Data pulled from a collection:

────────────────────────────────────────

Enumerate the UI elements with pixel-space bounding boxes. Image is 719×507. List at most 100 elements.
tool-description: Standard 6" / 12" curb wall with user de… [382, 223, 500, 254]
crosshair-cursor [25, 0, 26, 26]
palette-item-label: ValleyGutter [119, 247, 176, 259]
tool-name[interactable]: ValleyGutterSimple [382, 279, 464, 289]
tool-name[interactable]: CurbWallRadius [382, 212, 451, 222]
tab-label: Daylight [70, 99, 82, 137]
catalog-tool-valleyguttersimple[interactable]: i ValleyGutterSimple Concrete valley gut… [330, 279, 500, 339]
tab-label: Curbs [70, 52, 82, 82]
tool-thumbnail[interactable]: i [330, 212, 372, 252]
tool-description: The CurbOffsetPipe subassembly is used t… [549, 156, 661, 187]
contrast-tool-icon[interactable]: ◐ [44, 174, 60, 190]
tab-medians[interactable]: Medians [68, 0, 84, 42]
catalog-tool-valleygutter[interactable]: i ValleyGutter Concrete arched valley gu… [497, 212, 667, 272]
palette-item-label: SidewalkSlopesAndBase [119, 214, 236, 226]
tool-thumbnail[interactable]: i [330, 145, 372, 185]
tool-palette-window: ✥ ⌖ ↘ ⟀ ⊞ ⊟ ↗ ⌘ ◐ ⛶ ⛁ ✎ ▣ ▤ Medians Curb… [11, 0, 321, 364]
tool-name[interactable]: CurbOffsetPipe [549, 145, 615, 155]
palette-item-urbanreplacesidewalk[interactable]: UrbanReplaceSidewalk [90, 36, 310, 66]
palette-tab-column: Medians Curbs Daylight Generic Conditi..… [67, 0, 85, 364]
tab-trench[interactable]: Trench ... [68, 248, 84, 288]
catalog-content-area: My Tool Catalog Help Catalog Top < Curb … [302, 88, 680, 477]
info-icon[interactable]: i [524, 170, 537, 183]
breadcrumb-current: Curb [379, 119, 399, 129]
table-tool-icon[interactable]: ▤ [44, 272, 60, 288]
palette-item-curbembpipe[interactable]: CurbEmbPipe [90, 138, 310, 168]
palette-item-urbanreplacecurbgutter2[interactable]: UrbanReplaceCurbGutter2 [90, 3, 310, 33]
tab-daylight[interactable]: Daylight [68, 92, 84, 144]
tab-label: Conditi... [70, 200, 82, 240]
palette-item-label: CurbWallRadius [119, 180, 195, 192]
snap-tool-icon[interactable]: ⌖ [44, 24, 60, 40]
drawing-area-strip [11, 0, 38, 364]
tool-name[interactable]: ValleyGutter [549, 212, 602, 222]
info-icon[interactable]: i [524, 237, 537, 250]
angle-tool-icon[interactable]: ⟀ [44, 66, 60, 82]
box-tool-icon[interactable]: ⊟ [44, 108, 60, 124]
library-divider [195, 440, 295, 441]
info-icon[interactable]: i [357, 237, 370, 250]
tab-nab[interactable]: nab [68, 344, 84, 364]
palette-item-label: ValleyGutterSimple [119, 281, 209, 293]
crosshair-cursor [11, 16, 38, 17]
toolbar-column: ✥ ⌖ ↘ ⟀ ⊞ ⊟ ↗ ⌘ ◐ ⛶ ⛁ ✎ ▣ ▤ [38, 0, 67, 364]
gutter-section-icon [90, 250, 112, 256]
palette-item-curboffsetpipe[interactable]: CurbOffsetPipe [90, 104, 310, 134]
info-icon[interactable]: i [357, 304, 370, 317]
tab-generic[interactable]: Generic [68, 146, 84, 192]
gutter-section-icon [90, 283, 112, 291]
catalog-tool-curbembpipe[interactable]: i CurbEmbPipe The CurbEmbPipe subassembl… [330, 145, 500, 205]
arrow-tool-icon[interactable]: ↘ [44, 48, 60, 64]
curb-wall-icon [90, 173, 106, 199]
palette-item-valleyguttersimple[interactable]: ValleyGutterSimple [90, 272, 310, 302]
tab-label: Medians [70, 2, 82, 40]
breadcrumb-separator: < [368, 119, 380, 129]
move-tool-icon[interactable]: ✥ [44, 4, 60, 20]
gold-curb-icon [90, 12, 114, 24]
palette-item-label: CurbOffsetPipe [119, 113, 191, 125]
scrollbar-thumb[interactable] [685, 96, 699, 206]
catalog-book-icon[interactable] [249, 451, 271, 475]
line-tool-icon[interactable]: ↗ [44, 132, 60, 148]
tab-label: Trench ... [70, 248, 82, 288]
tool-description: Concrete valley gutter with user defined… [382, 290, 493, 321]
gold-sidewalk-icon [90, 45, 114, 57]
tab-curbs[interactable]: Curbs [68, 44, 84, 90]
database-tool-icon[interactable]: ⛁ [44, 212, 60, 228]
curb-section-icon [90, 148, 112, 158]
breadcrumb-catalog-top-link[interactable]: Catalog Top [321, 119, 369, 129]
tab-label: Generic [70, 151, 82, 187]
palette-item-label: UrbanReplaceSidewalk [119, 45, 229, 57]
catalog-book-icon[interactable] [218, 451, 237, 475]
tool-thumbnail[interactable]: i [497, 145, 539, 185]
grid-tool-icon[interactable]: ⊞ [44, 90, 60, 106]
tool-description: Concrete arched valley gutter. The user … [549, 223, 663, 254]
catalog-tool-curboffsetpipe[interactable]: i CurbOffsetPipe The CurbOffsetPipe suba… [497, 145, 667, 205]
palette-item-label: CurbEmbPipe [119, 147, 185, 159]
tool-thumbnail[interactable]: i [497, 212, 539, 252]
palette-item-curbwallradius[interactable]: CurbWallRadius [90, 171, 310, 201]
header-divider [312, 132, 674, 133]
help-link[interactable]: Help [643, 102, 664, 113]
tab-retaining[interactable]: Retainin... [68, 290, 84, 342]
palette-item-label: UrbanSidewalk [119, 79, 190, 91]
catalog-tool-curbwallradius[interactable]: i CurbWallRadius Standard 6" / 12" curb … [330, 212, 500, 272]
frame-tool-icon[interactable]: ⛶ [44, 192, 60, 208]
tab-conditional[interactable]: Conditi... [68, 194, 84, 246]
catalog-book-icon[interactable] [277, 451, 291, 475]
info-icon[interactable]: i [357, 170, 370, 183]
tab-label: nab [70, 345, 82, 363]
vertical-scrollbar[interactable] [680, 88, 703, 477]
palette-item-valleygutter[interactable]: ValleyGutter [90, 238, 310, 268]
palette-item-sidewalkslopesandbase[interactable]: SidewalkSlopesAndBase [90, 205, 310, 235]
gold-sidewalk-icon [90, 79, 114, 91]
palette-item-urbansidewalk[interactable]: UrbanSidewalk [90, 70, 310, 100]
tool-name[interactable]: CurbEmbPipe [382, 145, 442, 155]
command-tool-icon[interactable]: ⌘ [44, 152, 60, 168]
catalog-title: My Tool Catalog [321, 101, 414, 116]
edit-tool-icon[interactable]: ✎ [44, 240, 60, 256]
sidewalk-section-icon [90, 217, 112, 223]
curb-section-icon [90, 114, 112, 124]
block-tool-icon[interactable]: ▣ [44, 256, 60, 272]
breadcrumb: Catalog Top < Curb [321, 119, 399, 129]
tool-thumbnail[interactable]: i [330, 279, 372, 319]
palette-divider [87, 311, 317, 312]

────────────────────────────────────────

Set problem:
Update the rows so that every "tool-name" reads "tool-title", and leave everything else unchanged.

Final result:
Enumerate the UI elements with pixel-space bounding boxes. Image is 719×507. List at most 100 elements.
tool-description: Standard 6" / 12" curb wall with user de… [382, 223, 500, 254]
crosshair-cursor [25, 0, 26, 26]
palette-item-label: ValleyGutter [119, 247, 176, 259]
tool-title[interactable]: ValleyGutterSimple [382, 279, 464, 289]
tool-title[interactable]: CurbWallRadius [382, 212, 451, 222]
tab-label: Daylight [70, 99, 82, 137]
catalog-tool-valleyguttersimple[interactable]: i ValleyGutterSimple Concrete valley gut… [330, 279, 500, 339]
tab-label: Curbs [70, 52, 82, 82]
tool-thumbnail[interactable]: i [330, 212, 372, 252]
tool-description: The CurbOffsetPipe subassembly is used t… [549, 156, 661, 187]
contrast-tool-icon[interactable]: ◐ [44, 174, 60, 190]
tab-medians[interactable]: Medians [68, 0, 84, 42]
catalog-tool-valleygutter[interactable]: i ValleyGutter Concrete arched valley gu… [497, 212, 667, 272]
palette-item-label: SidewalkSlopesAndBase [119, 214, 236, 226]
tool-thumbnail[interactable]: i [330, 145, 372, 185]
tool-palette-window: ✥ ⌖ ↘ ⟀ ⊞ ⊟ ↗ ⌘ ◐ ⛶ ⛁ ✎ ▣ ▤ Medians Curb… [11, 0, 321, 364]
tool-title[interactable]: CurbOffsetPipe [549, 145, 615, 155]
palette-item-urbanreplacesidewalk[interactable]: UrbanReplaceSidewalk [90, 36, 310, 66]
palette-tab-column: Medians Curbs Daylight Generic Conditi..… [67, 0, 85, 364]
tab-trench[interactable]: Trench ... [68, 248, 84, 288]
catalog-content-area: My Tool Catalog Help Catalog Top < Curb … [302, 88, 680, 477]
info-icon[interactable]: i [524, 170, 537, 183]
breadcrumb-current: Curb [379, 119, 399, 129]
table-tool-icon[interactable]: ▤ [44, 272, 60, 288]
palette-item-curbembpipe[interactable]: CurbEmbPipe [90, 138, 310, 168]
palette-item-urbanreplacecurbgutter2[interactable]: UrbanReplaceCurbGutter2 [90, 3, 310, 33]
tab-daylight[interactable]: Daylight [68, 92, 84, 144]
tab-label: Conditi... [70, 200, 82, 240]
palette-item-label: CurbWallRadius [119, 180, 195, 192]
snap-tool-icon[interactable]: ⌖ [44, 24, 60, 40]
drawing-area-strip [11, 0, 38, 364]
tool-title[interactable]: ValleyGutter [549, 212, 602, 222]
info-icon[interactable]: i [524, 237, 537, 250]
angle-tool-icon[interactable]: ⟀ [44, 66, 60, 82]
box-tool-icon[interactable]: ⊟ [44, 108, 60, 124]
library-divider [195, 440, 295, 441]
info-icon[interactable]: i [357, 237, 370, 250]
tab-nab[interactable]: nab [68, 344, 84, 364]
palette-item-label: ValleyGutterSimple [119, 281, 209, 293]
crosshair-cursor [11, 16, 38, 17]
toolbar-column: ✥ ⌖ ↘ ⟀ ⊞ ⊟ ↗ ⌘ ◐ ⛶ ⛁ ✎ ▣ ▤ [38, 0, 67, 364]
gutter-section-icon [90, 250, 112, 256]
palette-item-curboffsetpipe[interactable]: CurbOffsetPipe [90, 104, 310, 134]
info-icon[interactable]: i [357, 304, 370, 317]
tab-generic[interactable]: Generic [68, 146, 84, 192]
gutter-section-icon [90, 283, 112, 291]
catalog-tool-curbembpipe[interactable]: i CurbEmbPipe The CurbEmbPipe subassembl… [330, 145, 500, 205]
arrow-tool-icon[interactable]: ↘ [44, 48, 60, 64]
curb-wall-icon [90, 173, 106, 199]
palette-item-valleyguttersimple[interactable]: ValleyGutterSimple [90, 272, 310, 302]
tab-label: Medians [70, 2, 82, 40]
breadcrumb-separator: < [368, 119, 380, 129]
move-tool-icon[interactable]: ✥ [44, 4, 60, 20]
gold-curb-icon [90, 12, 114, 24]
palette-item-label: CurbOffsetPipe [119, 113, 191, 125]
scrollbar-thumb[interactable] [685, 96, 699, 206]
catalog-book-icon[interactable] [249, 451, 271, 475]
line-tool-icon[interactable]: ↗ [44, 132, 60, 148]
tab-label: Trench ... [70, 248, 82, 288]
tool-description: Concrete valley gutter with user defined… [382, 290, 493, 321]
gold-sidewalk-icon [90, 45, 114, 57]
tab-curbs[interactable]: Curbs [68, 44, 84, 90]
database-tool-icon[interactable]: ⛁ [44, 212, 60, 228]
curb-section-icon [90, 148, 112, 158]
breadcrumb-catalog-top-link[interactable]: Catalog Top [321, 119, 369, 129]
tab-label: Generic [70, 151, 82, 187]
palette-item-label: UrbanReplaceSidewalk [119, 45, 229, 57]
catalog-book-icon[interactable] [218, 451, 237, 475]
tool-thumbnail[interactable]: i [497, 145, 539, 185]
grid-tool-icon[interactable]: ⊞ [44, 90, 60, 106]
tool-description: Concrete arched valley gutter. The user … [549, 223, 663, 254]
catalog-tool-curboffsetpipe[interactable]: i CurbOffsetPipe The CurbOffsetPipe suba… [497, 145, 667, 205]
palette-item-label: CurbEmbPipe [119, 147, 185, 159]
tool-thumbnail[interactable]: i [497, 212, 539, 252]
palette-item-curbwallradius[interactable]: CurbWallRadius [90, 171, 310, 201]
header-divider [312, 132, 674, 133]
help-link[interactable]: Help [643, 102, 664, 113]
tab-retaining[interactable]: Retainin... [68, 290, 84, 342]
palette-item-label: UrbanSidewalk [119, 79, 190, 91]
catalog-tool-curbwallradius[interactable]: i CurbWallRadius Standard 6" / 12" curb … [330, 212, 500, 272]
frame-tool-icon[interactable]: ⛶ [44, 192, 60, 208]
tab-conditional[interactable]: Conditi... [68, 194, 84, 246]
catalog-book-icon[interactable] [277, 451, 291, 475]
info-icon[interactable]: i [357, 170, 370, 183]
tab-label: nab [70, 345, 82, 363]
vertical-scrollbar[interactable] [680, 88, 703, 477]
palette-item-valleygutter[interactable]: ValleyGutter [90, 238, 310, 268]
palette-item-sidewalkslopesandbase[interactable]: SidewalkSlopesAndBase [90, 205, 310, 235]
gold-sidewalk-icon [90, 79, 114, 91]
palette-item-urbansidewalk[interactable]: UrbanSidewalk [90, 70, 310, 100]
tool-title[interactable]: CurbEmbPipe [382, 145, 442, 155]
command-tool-icon[interactable]: ⌘ [44, 152, 60, 168]
catalog-title: My Tool Catalog [321, 101, 414, 116]
edit-tool-icon[interactable]: ✎ [44, 240, 60, 256]
sidewalk-section-icon [90, 217, 112, 223]
curb-section-icon [90, 114, 112, 124]
block-tool-icon[interactable]: ▣ [44, 256, 60, 272]
breadcrumb: Catalog Top < Curb [321, 119, 399, 129]
tool-thumbnail[interactable]: i [330, 279, 372, 319]
palette-divider [87, 311, 317, 312]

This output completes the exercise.